Records shown:
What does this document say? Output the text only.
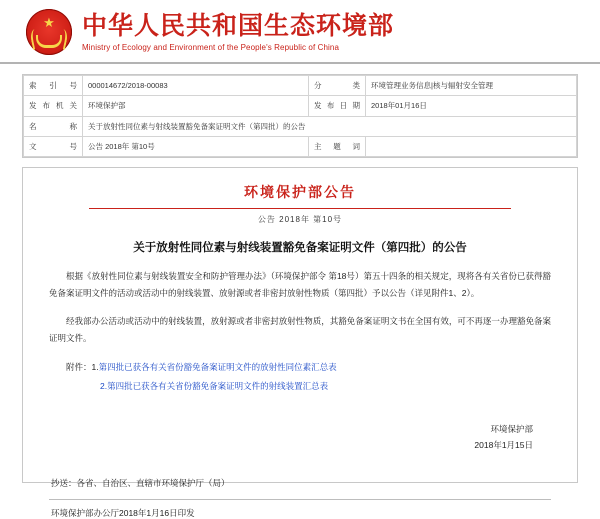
★ 中华人民共和国生态环境部
Ministry of Ecology and Environment of the People's Republic of China
索引号	000014672/2018-00083	分类	环境管理业务信息|核与辐射安全管理
发布机关	环境保护部	发布日期	2018年01月16日
名称	关于放射性同位素与射线装置豁免备案证明文件（第四批）的公告		
文号	公告 2018年 第10号	主题词	
环境保护部公告
公告 2018年 第10号
关于放射性同位素与射线装置豁免备案证明文件（第四批）的公告
根据《放射性同位素与射线装置安全和防护管理办法》（环境保护部令 第18号）第五十四条的相关规定，现将各有关省份已获得豁免备案证明文件的活动或活动中的射线装置、放射源或者非密封放射性物质（第四批）予以公告（详见附件1、2）。
经我部办公活动或活动中的射线装置，放射源或者非密封放射性物质，其豁免备案证明文书在全国有效，可不再逐一办理豁免备案证明文件。
附件：1.第四批已获各有关省份豁免备案证明文件的放射性同位素汇总表
2.第四批已获各有关省份豁免备案证明文件的射线装置汇总表
环境保护部
2018年1月15日
抄送：各省、自治区、直辖市环境保护厅（局）
环境保护部办公厅2018年1月16日印发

Task objective: Reproduce all the records verbatim, excluding images.

Task response:
What does this document say? Output the text only.
★ 中华人民共和国生态环境部
Ministry of Ecology and Environment of the People's Republic of China
索引号	000014672/2018-00083	分类	环境管理业务信息|核与辐射安全管理
发布机关	环境保护部	发布日期	2018年01月16日
名称	关于放射性同位素与射线装置豁免备案证明文件（第四批）的公告		
文号	公告 2018年 第10号	主题词	
环境保护部公告
公告 2018年 第10号
关于放射性同位素与射线装置豁免备案证明文件（第四批）的公告
根据《放射性同位素与射线装置安全和防护管理办法》（环境保护部令 第18号）第五十四条的相关规定，现将各有关省份已获得豁免备案证明文件的活动或活动中的射线装置、放射源或者非密封放射性物质（第四批）予以公告（详见附件1、2）。
经我部办公活动或活动中的射线装置，放射源或者非密封放射性物质，其豁免备案证明文书在全国有效，可不再逐一办理豁免备案证明文件。
附件：1.第四批已获各有关省份豁免备案证明文件的放射性同位素汇总表
2.第四批已获各有关省份豁免备案证明文件的射线装置汇总表
环境保护部
2018年1月15日
抄送：各省、自治区、直辖市环境保护厅（局）
环境保护部办公厅2018年1月16日印发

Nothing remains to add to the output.